Rows from a dataset:
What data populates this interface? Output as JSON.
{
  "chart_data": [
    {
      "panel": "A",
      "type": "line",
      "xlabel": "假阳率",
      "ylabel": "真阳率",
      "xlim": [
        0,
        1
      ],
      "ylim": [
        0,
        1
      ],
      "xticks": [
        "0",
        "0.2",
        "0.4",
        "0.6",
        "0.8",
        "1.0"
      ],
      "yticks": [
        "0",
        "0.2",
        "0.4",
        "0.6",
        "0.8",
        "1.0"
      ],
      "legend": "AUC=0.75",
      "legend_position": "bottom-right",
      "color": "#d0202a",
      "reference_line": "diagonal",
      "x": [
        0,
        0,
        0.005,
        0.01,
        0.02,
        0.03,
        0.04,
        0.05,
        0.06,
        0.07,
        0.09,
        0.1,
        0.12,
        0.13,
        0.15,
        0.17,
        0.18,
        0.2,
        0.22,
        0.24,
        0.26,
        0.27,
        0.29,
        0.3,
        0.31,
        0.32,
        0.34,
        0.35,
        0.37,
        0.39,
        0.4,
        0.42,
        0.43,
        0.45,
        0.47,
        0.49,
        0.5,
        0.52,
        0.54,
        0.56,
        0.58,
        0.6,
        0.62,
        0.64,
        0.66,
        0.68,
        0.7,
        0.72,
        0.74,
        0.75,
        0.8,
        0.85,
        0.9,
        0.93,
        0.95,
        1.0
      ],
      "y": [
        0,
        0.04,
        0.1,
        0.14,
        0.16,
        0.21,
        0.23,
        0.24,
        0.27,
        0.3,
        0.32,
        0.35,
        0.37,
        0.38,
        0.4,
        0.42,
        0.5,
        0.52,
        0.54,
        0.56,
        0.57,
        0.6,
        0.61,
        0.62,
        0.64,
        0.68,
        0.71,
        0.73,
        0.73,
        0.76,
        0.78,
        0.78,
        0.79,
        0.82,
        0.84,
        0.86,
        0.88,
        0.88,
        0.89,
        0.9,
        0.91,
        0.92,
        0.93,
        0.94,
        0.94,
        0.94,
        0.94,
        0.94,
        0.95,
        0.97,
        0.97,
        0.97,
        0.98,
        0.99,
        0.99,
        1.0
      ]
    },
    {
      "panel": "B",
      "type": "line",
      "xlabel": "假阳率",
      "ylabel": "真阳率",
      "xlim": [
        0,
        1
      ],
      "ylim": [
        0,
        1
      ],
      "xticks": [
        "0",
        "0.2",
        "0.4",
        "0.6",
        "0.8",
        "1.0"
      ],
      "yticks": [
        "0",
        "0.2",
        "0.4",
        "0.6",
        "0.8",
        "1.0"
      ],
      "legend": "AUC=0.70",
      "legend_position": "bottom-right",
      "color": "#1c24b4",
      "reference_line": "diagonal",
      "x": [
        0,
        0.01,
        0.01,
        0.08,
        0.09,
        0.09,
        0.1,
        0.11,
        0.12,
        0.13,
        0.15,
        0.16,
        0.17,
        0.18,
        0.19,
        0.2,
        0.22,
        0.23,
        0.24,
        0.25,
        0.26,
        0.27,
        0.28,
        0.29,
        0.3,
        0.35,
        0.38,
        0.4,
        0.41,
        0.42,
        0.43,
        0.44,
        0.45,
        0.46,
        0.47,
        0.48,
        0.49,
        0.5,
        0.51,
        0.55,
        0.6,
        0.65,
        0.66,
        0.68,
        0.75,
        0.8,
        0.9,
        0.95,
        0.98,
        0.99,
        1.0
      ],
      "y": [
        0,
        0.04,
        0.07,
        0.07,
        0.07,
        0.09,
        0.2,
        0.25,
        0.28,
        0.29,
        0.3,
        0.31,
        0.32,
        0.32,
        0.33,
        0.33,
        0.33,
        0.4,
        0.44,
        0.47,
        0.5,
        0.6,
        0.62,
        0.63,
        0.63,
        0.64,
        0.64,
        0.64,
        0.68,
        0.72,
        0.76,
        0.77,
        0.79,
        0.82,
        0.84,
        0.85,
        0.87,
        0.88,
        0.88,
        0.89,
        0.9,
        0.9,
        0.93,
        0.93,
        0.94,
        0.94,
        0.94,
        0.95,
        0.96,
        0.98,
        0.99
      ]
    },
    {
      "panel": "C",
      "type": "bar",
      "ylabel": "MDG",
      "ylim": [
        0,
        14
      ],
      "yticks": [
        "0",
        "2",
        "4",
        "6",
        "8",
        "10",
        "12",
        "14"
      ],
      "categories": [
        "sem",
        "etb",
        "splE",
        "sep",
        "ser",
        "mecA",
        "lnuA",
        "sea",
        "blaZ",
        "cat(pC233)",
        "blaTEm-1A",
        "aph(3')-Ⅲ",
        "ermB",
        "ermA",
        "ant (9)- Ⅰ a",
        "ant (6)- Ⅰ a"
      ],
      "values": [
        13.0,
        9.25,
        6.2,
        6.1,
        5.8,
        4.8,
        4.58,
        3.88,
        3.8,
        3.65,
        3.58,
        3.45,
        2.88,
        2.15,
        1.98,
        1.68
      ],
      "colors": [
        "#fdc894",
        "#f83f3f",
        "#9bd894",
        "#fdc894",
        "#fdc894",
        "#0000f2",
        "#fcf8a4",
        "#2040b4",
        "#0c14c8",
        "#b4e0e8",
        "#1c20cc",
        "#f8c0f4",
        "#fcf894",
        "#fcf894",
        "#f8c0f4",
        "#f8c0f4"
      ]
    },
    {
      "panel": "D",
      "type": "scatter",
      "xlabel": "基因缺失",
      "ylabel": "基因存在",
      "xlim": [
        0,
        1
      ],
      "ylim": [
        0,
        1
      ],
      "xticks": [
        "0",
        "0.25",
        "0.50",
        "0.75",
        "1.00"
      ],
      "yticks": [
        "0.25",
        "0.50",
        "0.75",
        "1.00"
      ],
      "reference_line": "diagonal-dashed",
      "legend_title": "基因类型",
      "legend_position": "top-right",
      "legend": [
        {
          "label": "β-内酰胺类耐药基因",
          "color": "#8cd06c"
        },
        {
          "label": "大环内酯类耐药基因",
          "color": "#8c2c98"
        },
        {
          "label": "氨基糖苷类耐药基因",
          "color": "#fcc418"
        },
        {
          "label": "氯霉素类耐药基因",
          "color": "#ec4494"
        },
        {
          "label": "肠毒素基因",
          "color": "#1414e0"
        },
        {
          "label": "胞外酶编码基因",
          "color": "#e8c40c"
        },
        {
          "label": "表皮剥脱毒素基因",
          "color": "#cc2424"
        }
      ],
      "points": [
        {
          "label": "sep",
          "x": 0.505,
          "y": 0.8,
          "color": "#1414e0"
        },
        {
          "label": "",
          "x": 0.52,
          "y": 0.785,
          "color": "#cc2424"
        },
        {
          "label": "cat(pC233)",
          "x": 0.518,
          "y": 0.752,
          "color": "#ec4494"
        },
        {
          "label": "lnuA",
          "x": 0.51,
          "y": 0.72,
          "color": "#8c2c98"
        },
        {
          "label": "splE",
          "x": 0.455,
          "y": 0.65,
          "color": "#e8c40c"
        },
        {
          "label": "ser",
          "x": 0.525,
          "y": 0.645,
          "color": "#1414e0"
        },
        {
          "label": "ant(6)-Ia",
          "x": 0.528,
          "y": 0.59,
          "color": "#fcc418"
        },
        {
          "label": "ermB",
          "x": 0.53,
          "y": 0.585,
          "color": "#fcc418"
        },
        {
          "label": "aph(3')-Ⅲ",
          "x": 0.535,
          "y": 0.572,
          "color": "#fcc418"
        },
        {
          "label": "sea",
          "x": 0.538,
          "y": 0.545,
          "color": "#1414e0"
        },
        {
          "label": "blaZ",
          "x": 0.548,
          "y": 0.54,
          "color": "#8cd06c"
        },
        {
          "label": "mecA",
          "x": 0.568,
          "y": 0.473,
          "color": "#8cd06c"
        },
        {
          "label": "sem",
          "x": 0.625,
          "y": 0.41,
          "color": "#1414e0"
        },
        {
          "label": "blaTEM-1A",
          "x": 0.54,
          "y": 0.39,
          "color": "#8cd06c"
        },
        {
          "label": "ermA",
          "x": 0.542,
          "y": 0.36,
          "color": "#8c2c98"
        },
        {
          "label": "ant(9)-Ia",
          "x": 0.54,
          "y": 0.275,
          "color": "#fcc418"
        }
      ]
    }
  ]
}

**Short problem:** Copy each line of the data above that holds "type".

**Final answer:**
      "type": "line",
      "type": "line",
      "type": "bar",
      "type": "scatter",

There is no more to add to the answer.